AVAILABLE RECORDS:
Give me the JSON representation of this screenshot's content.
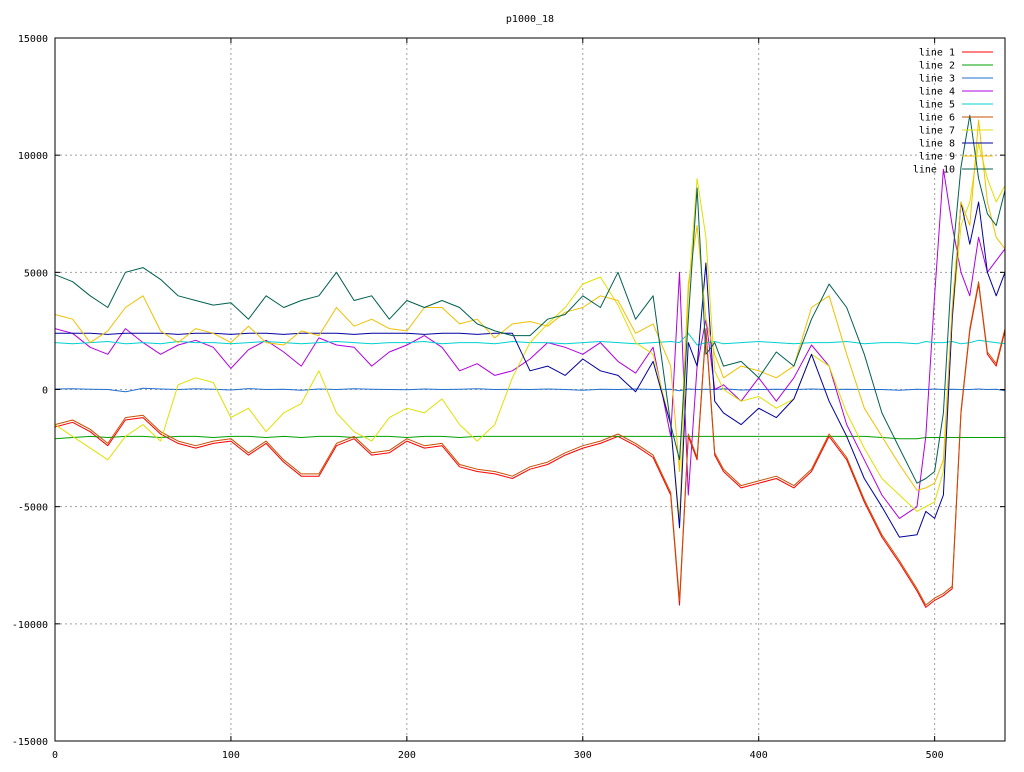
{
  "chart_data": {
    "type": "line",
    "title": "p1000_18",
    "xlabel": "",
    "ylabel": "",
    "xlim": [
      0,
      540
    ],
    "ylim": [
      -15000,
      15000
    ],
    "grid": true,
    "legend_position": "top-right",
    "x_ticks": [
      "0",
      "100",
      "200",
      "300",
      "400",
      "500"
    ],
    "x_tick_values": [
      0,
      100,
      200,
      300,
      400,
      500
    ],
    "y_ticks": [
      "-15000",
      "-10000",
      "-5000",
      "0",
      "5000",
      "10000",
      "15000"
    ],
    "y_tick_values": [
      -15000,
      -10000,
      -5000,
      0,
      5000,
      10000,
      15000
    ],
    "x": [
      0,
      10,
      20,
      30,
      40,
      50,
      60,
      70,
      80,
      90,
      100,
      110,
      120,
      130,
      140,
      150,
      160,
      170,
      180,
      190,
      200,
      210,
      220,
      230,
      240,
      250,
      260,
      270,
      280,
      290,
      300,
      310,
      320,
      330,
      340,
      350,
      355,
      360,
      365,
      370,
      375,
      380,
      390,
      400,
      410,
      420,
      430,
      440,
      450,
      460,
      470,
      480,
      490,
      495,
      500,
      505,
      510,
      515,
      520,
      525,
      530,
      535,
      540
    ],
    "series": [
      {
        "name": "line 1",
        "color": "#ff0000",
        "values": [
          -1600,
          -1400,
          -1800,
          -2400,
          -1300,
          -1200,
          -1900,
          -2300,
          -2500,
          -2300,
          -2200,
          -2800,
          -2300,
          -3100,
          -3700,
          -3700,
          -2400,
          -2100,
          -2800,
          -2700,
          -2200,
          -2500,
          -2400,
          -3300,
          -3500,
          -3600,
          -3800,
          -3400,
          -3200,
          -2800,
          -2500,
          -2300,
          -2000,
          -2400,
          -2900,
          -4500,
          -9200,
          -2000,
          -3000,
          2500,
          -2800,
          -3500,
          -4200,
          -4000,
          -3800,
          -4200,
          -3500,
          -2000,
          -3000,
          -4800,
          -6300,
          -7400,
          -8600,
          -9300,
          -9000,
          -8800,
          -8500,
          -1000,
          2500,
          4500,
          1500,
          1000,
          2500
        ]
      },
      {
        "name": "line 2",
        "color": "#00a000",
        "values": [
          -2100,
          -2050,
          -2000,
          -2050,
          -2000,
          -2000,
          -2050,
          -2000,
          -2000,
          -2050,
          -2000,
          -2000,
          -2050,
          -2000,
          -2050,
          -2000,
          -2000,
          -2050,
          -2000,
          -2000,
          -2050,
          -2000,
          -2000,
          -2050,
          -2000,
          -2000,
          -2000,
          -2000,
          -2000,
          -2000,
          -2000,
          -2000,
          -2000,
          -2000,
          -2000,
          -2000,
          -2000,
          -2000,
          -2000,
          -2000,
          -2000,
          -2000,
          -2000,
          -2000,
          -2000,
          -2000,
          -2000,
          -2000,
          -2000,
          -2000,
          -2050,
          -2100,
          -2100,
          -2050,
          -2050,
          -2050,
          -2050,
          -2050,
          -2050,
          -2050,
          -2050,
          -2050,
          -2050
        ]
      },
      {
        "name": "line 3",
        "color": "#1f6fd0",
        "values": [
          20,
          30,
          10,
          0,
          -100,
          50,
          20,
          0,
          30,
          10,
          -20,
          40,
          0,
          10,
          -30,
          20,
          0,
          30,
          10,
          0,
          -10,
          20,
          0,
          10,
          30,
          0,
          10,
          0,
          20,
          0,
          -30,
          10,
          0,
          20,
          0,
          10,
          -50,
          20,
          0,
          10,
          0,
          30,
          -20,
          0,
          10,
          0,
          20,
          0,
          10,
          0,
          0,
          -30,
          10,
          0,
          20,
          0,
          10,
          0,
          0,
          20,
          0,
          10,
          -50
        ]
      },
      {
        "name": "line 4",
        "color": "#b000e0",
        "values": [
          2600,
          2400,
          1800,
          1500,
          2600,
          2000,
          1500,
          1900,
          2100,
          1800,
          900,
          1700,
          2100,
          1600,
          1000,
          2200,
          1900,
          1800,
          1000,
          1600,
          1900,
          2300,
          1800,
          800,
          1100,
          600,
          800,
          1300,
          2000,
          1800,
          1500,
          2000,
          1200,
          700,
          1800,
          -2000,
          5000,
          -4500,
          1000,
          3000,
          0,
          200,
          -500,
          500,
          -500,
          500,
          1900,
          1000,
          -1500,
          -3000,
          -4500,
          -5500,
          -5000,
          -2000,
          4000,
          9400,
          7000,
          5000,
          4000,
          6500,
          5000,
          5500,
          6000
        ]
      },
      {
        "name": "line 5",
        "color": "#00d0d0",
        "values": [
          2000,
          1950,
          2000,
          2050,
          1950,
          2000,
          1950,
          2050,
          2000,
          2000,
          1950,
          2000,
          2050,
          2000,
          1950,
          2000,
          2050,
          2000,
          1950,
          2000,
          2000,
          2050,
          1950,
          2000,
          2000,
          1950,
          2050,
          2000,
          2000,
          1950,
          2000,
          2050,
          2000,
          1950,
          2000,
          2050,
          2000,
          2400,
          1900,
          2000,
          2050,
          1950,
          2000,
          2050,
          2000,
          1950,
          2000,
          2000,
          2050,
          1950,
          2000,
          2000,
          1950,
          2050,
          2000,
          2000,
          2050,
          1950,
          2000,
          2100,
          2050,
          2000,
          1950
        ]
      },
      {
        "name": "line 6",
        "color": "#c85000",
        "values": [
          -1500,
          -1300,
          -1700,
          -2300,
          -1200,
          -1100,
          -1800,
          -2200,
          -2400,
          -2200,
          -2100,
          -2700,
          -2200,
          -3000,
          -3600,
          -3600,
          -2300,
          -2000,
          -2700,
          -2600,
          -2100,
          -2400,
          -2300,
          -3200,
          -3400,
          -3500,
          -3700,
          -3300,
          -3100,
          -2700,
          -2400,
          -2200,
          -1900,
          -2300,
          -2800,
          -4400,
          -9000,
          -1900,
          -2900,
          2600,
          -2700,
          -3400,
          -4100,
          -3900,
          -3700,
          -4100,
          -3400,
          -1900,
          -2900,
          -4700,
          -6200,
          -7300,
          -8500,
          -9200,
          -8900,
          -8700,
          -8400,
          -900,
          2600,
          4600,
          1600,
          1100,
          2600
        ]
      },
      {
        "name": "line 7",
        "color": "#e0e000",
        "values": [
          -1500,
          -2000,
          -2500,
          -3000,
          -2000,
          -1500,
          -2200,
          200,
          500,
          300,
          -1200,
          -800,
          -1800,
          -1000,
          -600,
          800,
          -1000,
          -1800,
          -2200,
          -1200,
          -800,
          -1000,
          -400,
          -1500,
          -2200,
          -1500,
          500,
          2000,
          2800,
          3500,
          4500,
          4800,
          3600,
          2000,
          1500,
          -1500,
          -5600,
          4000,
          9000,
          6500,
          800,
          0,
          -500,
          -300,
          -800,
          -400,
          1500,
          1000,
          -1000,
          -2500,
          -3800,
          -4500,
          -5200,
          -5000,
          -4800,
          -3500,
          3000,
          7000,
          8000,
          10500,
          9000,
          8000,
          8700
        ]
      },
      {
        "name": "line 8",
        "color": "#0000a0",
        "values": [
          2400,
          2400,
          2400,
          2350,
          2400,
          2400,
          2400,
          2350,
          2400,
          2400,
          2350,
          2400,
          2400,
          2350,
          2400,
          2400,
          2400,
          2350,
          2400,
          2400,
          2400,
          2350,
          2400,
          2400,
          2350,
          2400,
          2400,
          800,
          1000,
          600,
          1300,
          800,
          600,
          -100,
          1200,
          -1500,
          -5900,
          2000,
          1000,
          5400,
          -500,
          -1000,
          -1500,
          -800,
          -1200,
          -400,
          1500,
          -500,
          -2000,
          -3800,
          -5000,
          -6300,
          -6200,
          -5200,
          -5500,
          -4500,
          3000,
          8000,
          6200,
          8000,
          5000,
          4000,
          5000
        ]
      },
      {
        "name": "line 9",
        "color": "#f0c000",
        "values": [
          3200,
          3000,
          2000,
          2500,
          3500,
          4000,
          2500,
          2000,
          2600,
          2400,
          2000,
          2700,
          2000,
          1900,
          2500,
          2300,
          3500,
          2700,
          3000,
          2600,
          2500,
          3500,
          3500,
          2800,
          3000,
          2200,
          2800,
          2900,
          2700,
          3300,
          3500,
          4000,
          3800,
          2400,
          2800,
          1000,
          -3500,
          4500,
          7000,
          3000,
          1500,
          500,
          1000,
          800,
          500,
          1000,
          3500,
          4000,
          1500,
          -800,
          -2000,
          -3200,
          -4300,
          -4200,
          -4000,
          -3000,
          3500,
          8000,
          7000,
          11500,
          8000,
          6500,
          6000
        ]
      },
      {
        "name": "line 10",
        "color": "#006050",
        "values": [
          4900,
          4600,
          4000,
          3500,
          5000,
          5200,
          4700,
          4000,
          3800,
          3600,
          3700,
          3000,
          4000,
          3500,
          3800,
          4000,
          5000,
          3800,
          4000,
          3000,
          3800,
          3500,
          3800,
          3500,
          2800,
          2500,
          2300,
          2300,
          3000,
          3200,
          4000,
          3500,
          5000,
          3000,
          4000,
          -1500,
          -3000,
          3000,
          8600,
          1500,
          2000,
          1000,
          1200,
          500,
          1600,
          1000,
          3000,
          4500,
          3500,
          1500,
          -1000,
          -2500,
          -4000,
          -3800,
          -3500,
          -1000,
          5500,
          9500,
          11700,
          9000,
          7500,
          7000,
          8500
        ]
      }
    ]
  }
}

TASK:
Pull out each line holding the string "name".

FINAL ANSWER:
        "name": "line 1",
        "name": "line 2",
        "name": "line 3",
        "name": "line 4",
        "name": "line 5",
        "name": "line 6",
        "name": "line 7",
        "name": "line 8",
        "name": "line 9",
        "name": "line 10",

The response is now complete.